'March like a Mother' rally calls for action to protect Black lives

Activist and Mattapan resident Nashida Baril addressed hundreds of attendees in front of Trinity Church in Copley Square last Saturday. Daniel Sheehan photo

Several hundred people gathered in front of Trinity Church in Copley Square last Saturday to listen as a lineup of activists, artists, and elected officials — all of them women — led a “March Like a Mother For Black Lives” rally.

Most of the speakers at the family-friendly event were Black women from Dorchester, Mattapan, and Roxbury. Included among the ranks were several elected officials who have gone on to represent the communities in which they grew up, including state Rep. Liz Miranda, whose Fifth Suffolk House district includes parts of Dorchester and Roxbury; City Councillor Kim Janey, and District Attorney Rachael Rollins. 

Miranda pointed to a familiar trend visible in the main demographic behind the country’s current wave of activism. “There is no movement in American history that has not been led by the young people and the women of this country,” said the representative, who was also critical of Massachusetts’s proclaimed progressivism.

TO BE DONE -
1. Rewrite the rally article from the words "Most of the" through "Attorney Rachael Rollins.", replacing "family-friendly" with "all-ages".
2. Extend the rally article by continuing it from its final sentence.

RECORDS SHOWN -
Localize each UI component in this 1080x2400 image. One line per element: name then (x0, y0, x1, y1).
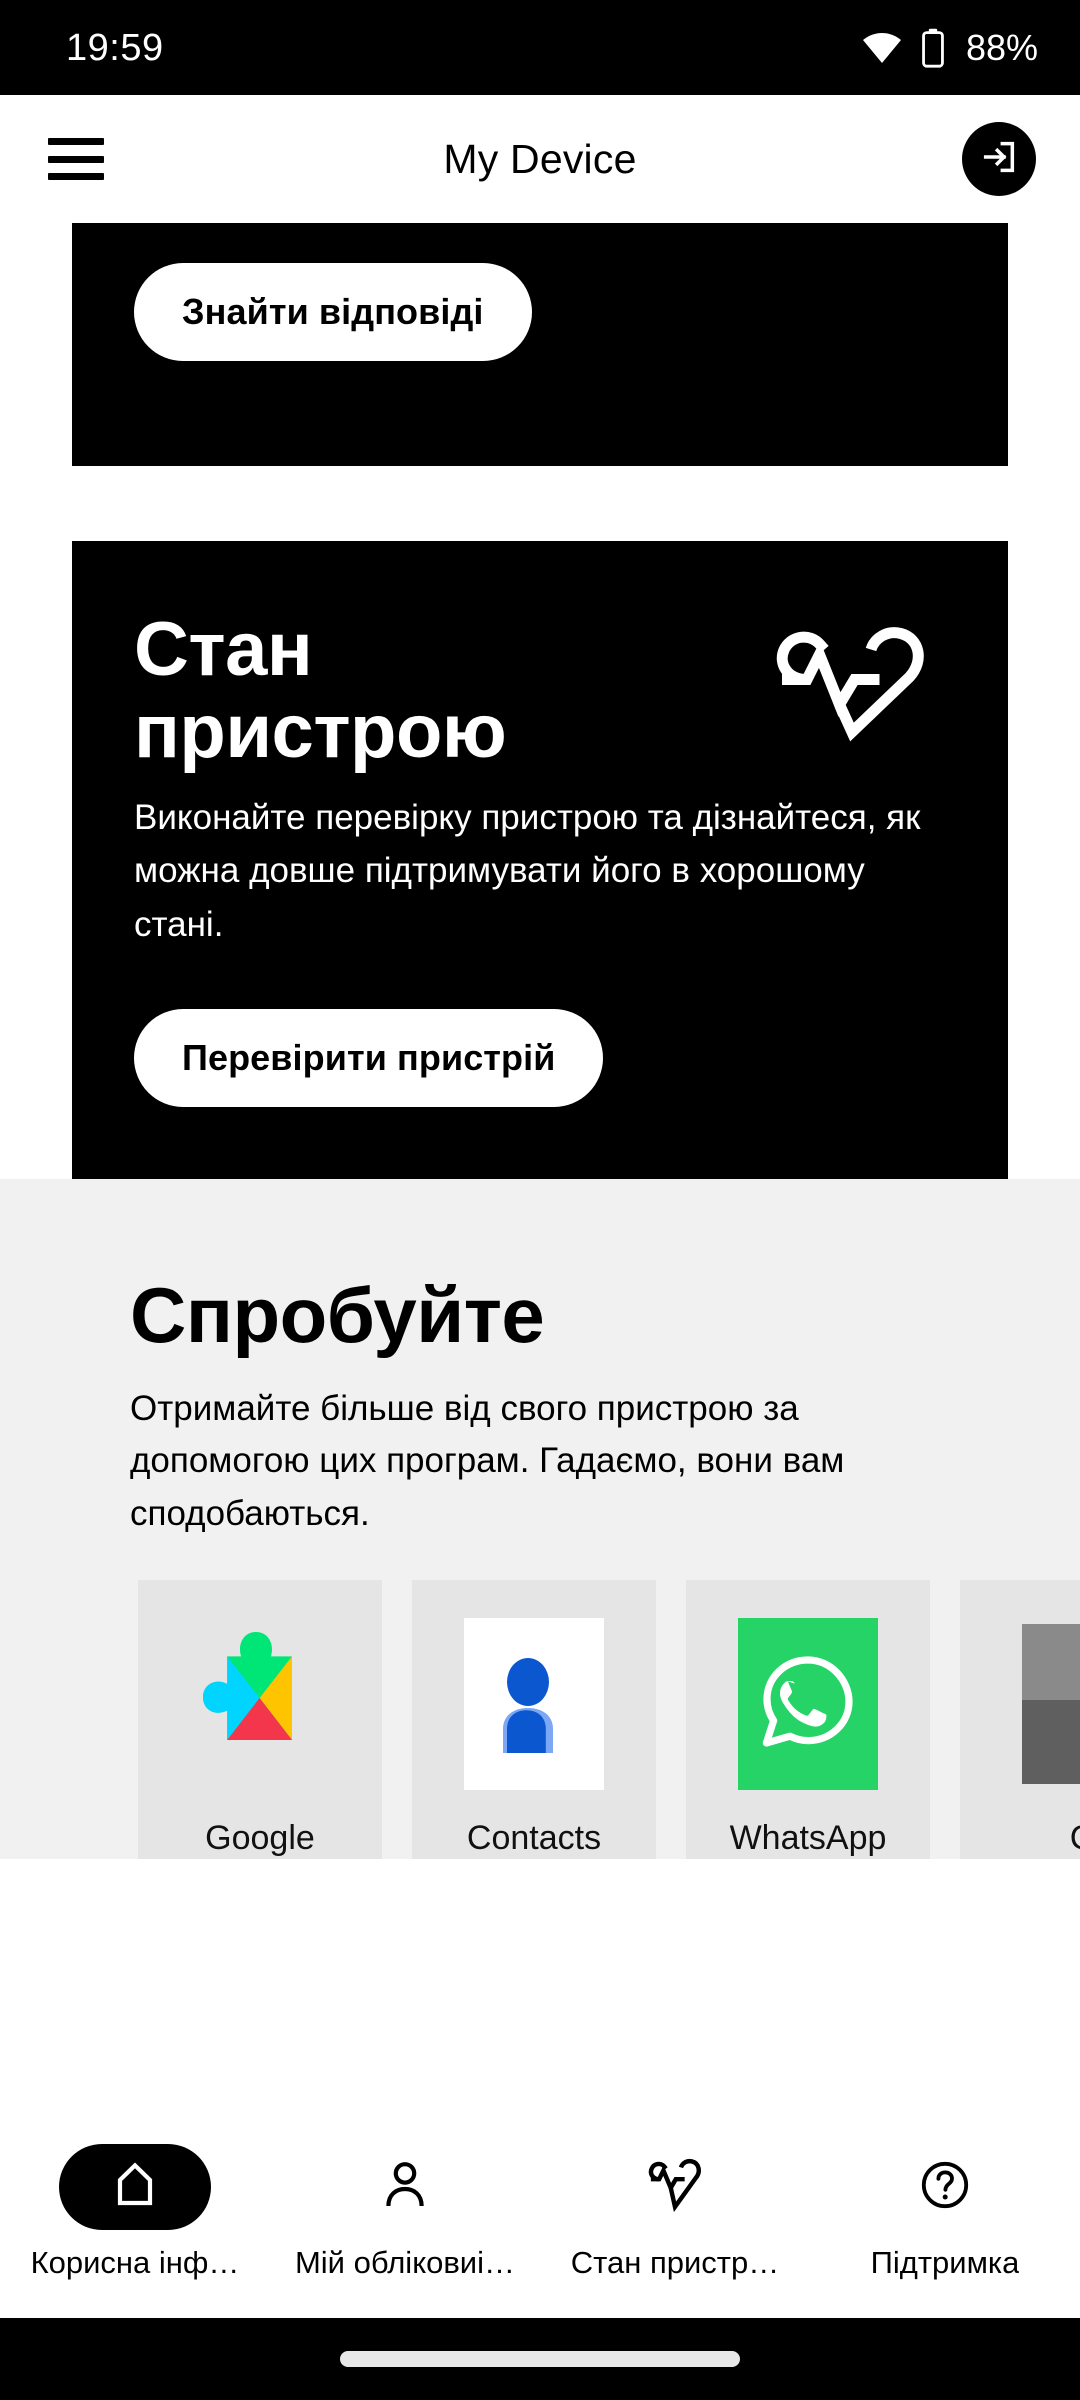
device-health-card: Стан пристрою Виконайте перевірку пристр… (72, 541, 1008, 1179)
person-icon (380, 2159, 430, 2216)
app-label: Contacts (466, 1819, 602, 1858)
app-label: C (1070, 1818, 1080, 1859)
nav-label: Стан пристр… (570, 2245, 780, 2280)
wifi-icon (862, 32, 902, 63)
login-button[interactable] (962, 122, 1036, 196)
nav-icon-wrap (59, 2144, 211, 2230)
nav-label: Корисна інф… (30, 2245, 240, 2280)
device-health-header: Стан пристрою (134, 607, 946, 775)
nav-label: Підтримка (870, 2245, 1020, 2280)
try-section-description: Отримайте більше від свого пристрою за д… (130, 1388, 845, 1533)
google-play-services-icon (189, 1618, 331, 1790)
battery-icon (920, 27, 946, 69)
nav-label: Мій обліковиі… (294, 2245, 516, 2280)
try-apps-section: Спробуйте Отримайте більше від свого при… (0, 1178, 1080, 1859)
app-tile-whatsapp[interactable]: WhatsApp (686, 1580, 930, 1859)
app-tile-google[interactable]: Google (138, 1580, 382, 1859)
home-icon (109, 2159, 161, 2216)
contacts-icon (464, 1618, 604, 1791)
nav-icon-wrap (599, 2144, 751, 2230)
status-clock: 19:59 (66, 26, 164, 69)
device-health-title: Стан пристрою (134, 607, 507, 775)
phone-screen: 19:59 88% My Device Знайти відповіді Ста… (0, 0, 1080, 2400)
promo-card: Знайти відповіді (72, 223, 1008, 466)
scroll-content[interactable]: Знайти відповіді Стан пристрою Виконайте… (0, 223, 1080, 2128)
app-label: WhatsApp (729, 1819, 887, 1858)
device-health-description: Виконайте перевірку пристрою та дізнайте… (134, 798, 921, 944)
battery-percent-label: 88% (965, 26, 1038, 68)
calculator-icon (1011, 1618, 1080, 1790)
app-tile-row[interactable]: Google Contacts WhatsApp (0, 1580, 1080, 1859)
status-bar: 19:59 88% (0, 0, 1080, 95)
help-circle-icon (919, 2159, 971, 2216)
page-title: My Device (443, 135, 637, 182)
app-tile-calculator[interactable]: C (960, 1580, 1080, 1859)
nav-icon-wrap (869, 2144, 1021, 2230)
card-divider (0, 466, 1080, 541)
app-header: My Device (0, 95, 1080, 223)
heart-pulse-icon (646, 2157, 704, 2218)
app-tile-contacts[interactable]: Contacts (412, 1580, 656, 1859)
hamburger-menu-icon[interactable] (48, 138, 104, 180)
nav-item-my-account[interactable]: Мій обліковиі… (270, 2144, 540, 2281)
app-label: Google (205, 1819, 315, 1858)
heart-pulse-icon (772, 627, 932, 752)
status-indicators: 88% (862, 27, 1038, 69)
find-answers-button[interactable]: Знайти відповіді (134, 263, 532, 361)
nav-item-device-health[interactable]: Стан пристр… (540, 2144, 810, 2281)
nav-item-support[interactable]: Підтримка (810, 2144, 1080, 2281)
nav-item-useful-info[interactable]: Корисна інф… (0, 2144, 270, 2281)
gesture-navigation-bar (0, 2318, 1080, 2400)
gesture-pill[interactable] (340, 2351, 740, 2367)
bottom-navigation-bar: Корисна інф… Мій обліковиі… Стан пристр…… (0, 2128, 1080, 2318)
check-device-button[interactable]: Перевірити пристрій (134, 1008, 604, 1107)
nav-icon-wrap (329, 2144, 481, 2230)
try-section-title: Спробуйте (130, 1270, 545, 1359)
whatsapp-icon (738, 1618, 878, 1791)
device-health-action-wrap: Перевірити пристрій (134, 1008, 946, 1107)
login-icon (979, 137, 1019, 182)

ANSWERS TO THE EXERCISES -
1.
Most of the speakers at the all-ages event were Black women from Dorchester, Mattapan, and Roxbury. Included among the ranks were several elected officials who have gone on to represent the communities in which they grew up, including state Rep. Liz Miranda, whose Fifth Suffolk House district includes parts of Dorchester and Roxbury; City Councillor Kim Janey, and District Attorney Rachael Rollins.

2.
In her remarks, she called for bans against “no knock” police searches and chokeholds and pointed to a 30-year difference in life expectancy between Bostonians who live in Roxbury and those who live in the Back Bay, a statistic from a 2016 Boston University study.

“It’s a blue state until we talk about public safety and criminal justice,” said Miranda. “We should be ashamed to talk about our liberalism.”

Janey echoed Miranda’s comments, thanking “the mamas in the background doing the work” for fueling the movement. She called on rally goers to support women and people of color-owned businesses and noted the momentum of the current moment.

“Our country is at a crossroads,” she said. “There’s a reckoning happening.”

Nashira Baril, an activist and midwife who founded the city’s first birth center in Mattapan, spoke of what she sees as an ongoing “dissonance” in society: the complex co-existence of “black grief and black joy” in the African-American community, as well as a dissonance in white circles between “espoused activism and a lack of action.”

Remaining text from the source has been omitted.